> [COSA FARE]:
Prosegui l'articolo sulla trattativa per l'ex Ilva di Taranto a partire dall'ultima frase riportata.

> [ESTRATTO DELLA FONTE]:
_____

Alla fine dell’interminabile vertice, il presidente del Consiglio ha trovato la forza di fare il punto sulla trattativa in corso: “Vorremmo fare di Taranto un polo industriale che ha rilievo per l’intera manifattura nazionale”, ha detto, spiegando che non si è discusso di scudo penale, tema che, come è noto, porta con sé il potenziale esplosivo di una possibile crisi di governo, data l’ostilità da parte dei grillini a concederlo.
Conte si è detto concentrato sull'”obiettivo di ottenere un piano industriale sostenibile”.
In cambio di un rinvio dell’udienza fissata dalla magistratura. Il premier chiede ai Mittal di “partorire un piano ecologico”: “sono disponibile a concedere questo differimento a condizione che Arcelormittal garantisca la continuità produttiva”. I negoziati saranno faticosi e complicati, ma il loro obiettivo è la “massima occupazione”.

La mutata disponibilità di Mittal

“Prendiamo atto – ha proseguito il presidente del Consiglio – della mutata disponibilità di Mittal, “ma non abbiamo incassato ancora nulla. Si avvierà una negoziazione, una trattativa. In tutto questo – aggiunge rivolto ai giornalisti -, se volete parlare di Scudo, lo fate da soli”.
E ancora: “Torneremo presto a Taranto con un pacchetto di rilancio” e “cercheremo di realizzare un progetto di continuità aziendale con il massimo di risanamento ambientale possibile”.
Nel Consiglio dei Ministri di giovedì “abbiamo lavorato intensamente su alcuni significativi progetti per Taranto città”. La città pugliese “non è solo l’ex Ilva, ma una comunità di cittadini che da anni soffrono e attendono segnali e su questo la politica deve dare risposte “.

La seminazionalizzazione

Ha poi rivelato che “è stata valutata anche la possibilità di un coinvolgimento pubblico nel nuovo progetto”, e già nei giorni scorsi si era parlato dell’intervento della Cassa depositi e prestiti. Per quanto riguarda i 5000 esuberi chiesti dalla multinazionale franco-indiana, il governo avrebbe preparato la bozza di un “decreto Taranto” che reintrodurrebbe l’immunità penale ed arginerebbe l’emergenza occupazionale con un massiccio ricorso agli ammortizzatori sociali.

Intanto nella città i Carabinieri del Noe, del nucleo sulla sicurezza sul lavoro di Roma e del comando provinciale locale hanno compiuto un’ispezione nello stabilimento. Le ipotesi di reato sono la distruzione dei mezzi di produzione e appropriazione indebita.

_____

> [DATI FORNITI]:
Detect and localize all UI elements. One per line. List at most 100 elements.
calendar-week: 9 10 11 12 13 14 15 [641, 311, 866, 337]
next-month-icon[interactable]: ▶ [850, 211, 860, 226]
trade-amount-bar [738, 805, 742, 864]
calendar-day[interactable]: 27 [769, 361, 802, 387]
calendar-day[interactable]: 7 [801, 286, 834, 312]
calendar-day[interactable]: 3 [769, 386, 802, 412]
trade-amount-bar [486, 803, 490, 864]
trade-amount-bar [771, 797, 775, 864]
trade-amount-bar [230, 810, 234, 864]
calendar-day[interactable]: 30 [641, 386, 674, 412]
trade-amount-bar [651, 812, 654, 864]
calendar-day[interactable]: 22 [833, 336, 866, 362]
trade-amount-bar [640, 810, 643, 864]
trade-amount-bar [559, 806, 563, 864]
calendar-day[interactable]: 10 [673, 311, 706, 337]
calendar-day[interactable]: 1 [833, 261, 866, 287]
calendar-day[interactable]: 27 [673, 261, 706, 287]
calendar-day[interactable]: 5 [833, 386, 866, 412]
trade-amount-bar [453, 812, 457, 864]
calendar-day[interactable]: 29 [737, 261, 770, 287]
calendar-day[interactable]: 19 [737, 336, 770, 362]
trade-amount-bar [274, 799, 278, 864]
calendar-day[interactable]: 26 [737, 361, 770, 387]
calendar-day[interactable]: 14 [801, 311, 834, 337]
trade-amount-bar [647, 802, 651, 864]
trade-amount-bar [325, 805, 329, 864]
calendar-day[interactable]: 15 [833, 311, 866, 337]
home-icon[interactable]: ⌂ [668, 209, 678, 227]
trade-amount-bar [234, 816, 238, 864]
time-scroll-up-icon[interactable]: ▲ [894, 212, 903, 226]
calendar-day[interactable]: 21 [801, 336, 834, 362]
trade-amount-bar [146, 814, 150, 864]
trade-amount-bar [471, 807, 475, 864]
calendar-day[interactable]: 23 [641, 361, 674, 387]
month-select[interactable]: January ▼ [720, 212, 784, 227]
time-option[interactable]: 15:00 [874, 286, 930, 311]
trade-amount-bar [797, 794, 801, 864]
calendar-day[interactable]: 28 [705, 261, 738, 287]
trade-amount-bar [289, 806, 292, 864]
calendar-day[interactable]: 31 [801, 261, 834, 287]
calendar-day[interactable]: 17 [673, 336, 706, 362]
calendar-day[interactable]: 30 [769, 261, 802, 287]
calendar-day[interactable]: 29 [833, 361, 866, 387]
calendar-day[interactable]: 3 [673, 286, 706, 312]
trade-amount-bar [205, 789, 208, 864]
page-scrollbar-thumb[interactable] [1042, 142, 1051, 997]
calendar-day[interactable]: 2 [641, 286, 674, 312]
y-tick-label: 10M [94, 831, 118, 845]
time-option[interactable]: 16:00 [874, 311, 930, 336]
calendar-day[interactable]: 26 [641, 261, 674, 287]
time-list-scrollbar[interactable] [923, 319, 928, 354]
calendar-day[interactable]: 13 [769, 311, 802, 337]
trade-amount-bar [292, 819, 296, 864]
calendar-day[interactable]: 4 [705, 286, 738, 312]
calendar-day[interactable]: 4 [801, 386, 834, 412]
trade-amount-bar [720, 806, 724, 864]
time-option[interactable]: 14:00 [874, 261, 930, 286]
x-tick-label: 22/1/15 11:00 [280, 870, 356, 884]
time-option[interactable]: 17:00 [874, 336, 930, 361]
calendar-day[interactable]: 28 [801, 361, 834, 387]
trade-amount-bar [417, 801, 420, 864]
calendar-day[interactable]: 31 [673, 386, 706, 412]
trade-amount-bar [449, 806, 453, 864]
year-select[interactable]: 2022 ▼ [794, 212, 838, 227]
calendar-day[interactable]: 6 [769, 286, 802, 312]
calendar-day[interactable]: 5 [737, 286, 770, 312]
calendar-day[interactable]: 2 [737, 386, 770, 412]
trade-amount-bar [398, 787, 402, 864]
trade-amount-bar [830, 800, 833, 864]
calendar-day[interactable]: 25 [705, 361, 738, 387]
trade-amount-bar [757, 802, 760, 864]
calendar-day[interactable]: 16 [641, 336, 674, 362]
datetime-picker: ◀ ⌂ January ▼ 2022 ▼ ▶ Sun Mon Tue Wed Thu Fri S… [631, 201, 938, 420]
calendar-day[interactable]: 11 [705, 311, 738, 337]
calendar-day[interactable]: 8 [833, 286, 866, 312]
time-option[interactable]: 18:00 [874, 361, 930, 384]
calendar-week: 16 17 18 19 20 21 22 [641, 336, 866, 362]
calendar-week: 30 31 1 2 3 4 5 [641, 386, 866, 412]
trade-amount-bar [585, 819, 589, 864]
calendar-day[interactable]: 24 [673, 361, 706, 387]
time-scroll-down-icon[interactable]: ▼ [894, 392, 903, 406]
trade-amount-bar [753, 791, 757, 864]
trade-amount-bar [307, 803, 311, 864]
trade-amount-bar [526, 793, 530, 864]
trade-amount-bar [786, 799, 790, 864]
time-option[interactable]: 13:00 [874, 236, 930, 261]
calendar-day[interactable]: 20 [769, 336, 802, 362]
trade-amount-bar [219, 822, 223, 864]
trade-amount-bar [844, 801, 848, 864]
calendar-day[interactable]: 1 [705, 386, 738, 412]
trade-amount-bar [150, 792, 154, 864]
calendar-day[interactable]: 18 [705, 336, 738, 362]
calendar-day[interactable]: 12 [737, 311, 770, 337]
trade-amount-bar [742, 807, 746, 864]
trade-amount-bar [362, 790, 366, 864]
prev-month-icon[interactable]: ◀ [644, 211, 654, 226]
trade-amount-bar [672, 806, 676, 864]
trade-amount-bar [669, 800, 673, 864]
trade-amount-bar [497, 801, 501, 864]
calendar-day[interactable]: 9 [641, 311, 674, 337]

_____

> [RISPOSTA ATTESA]:
A Milano, invece, i reati ipotizzati sono quelli di distrazione di beni dal fallimento e aggiotaggio informativo. La perdita dello Scudo penale non sarebbe che un pretesto per richiedere la cessazione delle attività: la chiusura dell’impianto ex Ilva sarebbe insomma già stata pianificata a priori.

Da Castelvetrano, in Sicilia, arriva il commento del capo del M5S, Luigi Di Maio: “ArcelorMittal vuole andar via e ha sbagliato piano industriale. Questa cosa dello Scudo era evidentemente una balla”, infatti “ArcelorMittal sta andando via anche dalla Polonia e dal Sudafrica e lì lo Scudo non c’era “.

Come si vede, il governo italiano non ha risparmiato parole, mentre non risultano commenti al vertice della notte scorsa da parte della multinazionale franco indiana.

Intanto si muore nella Taranto inquinata

I tarantini si sentono bruttati per sempre dallo spaventoso inquinamento provocato dal Gigante. “Ci sentiamo di salvare almeno i nostri nipoti”.
E c’è da chiedersi perché non intervengano per questa città abbandonata al suo destino almeno i FridaysForFutur.
Infatti, a parte gli operai che vi lavorano, la maggior parte dei Tarantini non ne può più dell’acciaieria più grande d’Europa: “A livello nazionale pensano al PIL, però noi pensiamo ai morti. Noi qui abbiamo morti tutti i giorni” dichiara ai microfoni uno di loro.
La tragedia della quale non si vuole parlare è che, nei quartieri vicini allo stabilimento, invasi dalle polveri e devastati dall’inquinamento, tutte le famiglie hanno da piangere almeno un morto di tumore.
Morire di tumore o di fame. Questo, al di là di tante chiacchiere, è lo spaventoso dilemma che spacca in due le coscienze dei tarantini.